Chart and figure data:

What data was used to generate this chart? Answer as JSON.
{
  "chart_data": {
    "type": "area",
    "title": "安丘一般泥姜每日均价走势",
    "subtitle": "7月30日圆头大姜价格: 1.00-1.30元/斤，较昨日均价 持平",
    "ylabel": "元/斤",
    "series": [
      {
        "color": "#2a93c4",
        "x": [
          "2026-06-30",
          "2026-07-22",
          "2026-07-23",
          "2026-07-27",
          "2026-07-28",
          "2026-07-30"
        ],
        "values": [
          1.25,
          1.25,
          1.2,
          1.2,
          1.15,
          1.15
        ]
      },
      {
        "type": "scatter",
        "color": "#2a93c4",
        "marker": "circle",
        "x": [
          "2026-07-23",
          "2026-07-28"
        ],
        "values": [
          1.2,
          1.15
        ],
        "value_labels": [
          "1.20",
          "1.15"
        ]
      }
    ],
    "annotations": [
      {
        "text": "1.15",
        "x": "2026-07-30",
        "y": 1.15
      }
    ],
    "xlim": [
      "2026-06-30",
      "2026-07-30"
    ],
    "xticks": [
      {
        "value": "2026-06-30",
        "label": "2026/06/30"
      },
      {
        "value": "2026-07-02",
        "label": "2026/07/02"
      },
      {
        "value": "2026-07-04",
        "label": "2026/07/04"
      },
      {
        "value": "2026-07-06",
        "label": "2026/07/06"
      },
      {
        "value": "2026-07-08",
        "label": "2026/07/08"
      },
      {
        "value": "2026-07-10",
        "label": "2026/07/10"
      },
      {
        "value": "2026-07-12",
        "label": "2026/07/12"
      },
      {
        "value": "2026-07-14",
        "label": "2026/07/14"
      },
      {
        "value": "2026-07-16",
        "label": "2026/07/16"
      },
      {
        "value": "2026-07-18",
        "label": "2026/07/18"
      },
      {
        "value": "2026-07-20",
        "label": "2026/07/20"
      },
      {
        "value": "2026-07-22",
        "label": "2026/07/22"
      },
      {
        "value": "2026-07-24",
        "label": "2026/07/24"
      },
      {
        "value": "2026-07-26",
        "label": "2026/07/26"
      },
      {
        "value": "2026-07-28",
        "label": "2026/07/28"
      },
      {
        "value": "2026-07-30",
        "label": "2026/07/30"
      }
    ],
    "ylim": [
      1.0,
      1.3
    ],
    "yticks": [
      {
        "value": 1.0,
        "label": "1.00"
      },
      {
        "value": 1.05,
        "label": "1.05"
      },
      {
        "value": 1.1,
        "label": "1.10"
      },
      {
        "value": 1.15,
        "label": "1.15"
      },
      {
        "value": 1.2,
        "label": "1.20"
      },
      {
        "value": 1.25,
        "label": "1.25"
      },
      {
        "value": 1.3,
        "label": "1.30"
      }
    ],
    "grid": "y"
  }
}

▶ Objective: Retype the records above exactly.

▶ Completed task:
What data was used to generate this chart? Answer as JSON.
{
  "chart_data": {
    "type": "area",
    "title": "安丘一般泥姜每日均价走势",
    "subtitle": "7月30日圆头大姜价格: 1.00-1.30元/斤，较昨日均价 持平",
    "ylabel": "元/斤",
    "series": [
      {
        "color": "#2a93c4",
        "x": [
          "2026-06-30",
          "2026-07-22",
          "2026-07-23",
          "2026-07-27",
          "2026-07-28",
          "2026-07-30"
        ],
        "values": [
          1.25,
          1.25,
          1.2,
          1.2,
          1.15,
          1.15
        ]
      },
      {
        "type": "scatter",
        "color": "#2a93c4",
        "marker": "circle",
        "x": [
          "2026-07-23",
          "2026-07-28"
        ],
        "values": [
          1.2,
          1.15
        ],
        "value_labels": [
          "1.20",
          "1.15"
        ]
      }
    ],
    "annotations": [
      {
        "text": "1.15",
        "x": "2026-07-30",
        "y": 1.15
      }
    ],
    "xlim": [
      "2026-06-30",
      "2026-07-30"
    ],
    "xticks": [
      {
        "value": "2026-06-30",
        "label": "2026/06/30"
      },
      {
        "value": "2026-07-02",
        "label": "2026/07/02"
      },
      {
        "value": "2026-07-04",
        "label": "2026/07/04"
      },
      {
        "value": "2026-07-06",
        "label": "2026/07/06"
      },
      {
        "value": "2026-07-08",
        "label": "2026/07/08"
      },
      {
        "value": "2026-07-10",
        "label": "2026/07/10"
      },
      {
        "value": "2026-07-12",
        "label": "2026/07/12"
      },
      {
        "value": "2026-07-14",
        "label": "2026/07/14"
      },
      {
        "value": "2026-07-16",
        "label": "2026/07/16"
      },
      {
        "value": "2026-07-18",
        "label": "2026/07/18"
      },
      {
        "value": "2026-07-20",
        "label": "2026/07/20"
      },
      {
        "value": "2026-07-22",
        "label": "2026/07/22"
      },
      {
        "value": "2026-07-24",
        "label": "2026/07/24"
      },
      {
        "value": "2026-07-26",
        "label": "2026/07/26"
      },
      {
        "value": "2026-07-28",
        "label": "2026/07/28"
      },
      {
        "value": "2026-07-30",
        "label": "2026/07/30"
      }
    ],
    "ylim": [
      1.0,
      1.3
    ],
    "yticks": [
      {
        "value": 1.0,
        "label": "1.00"
      },
      {
        "value": 1.05,
        "label": "1.05"
      },
      {
        "value": 1.1,
        "label": "1.10"
      },
      {
        "value": 1.15,
        "label": "1.15"
      },
      {
        "value": 1.2,
        "label": "1.20"
      },
      {
        "value": 1.25,
        "label": "1.25"
      },
      {
        "value": 1.3,
        "label": "1.30"
      }
    ],
    "grid": "y"
  }
}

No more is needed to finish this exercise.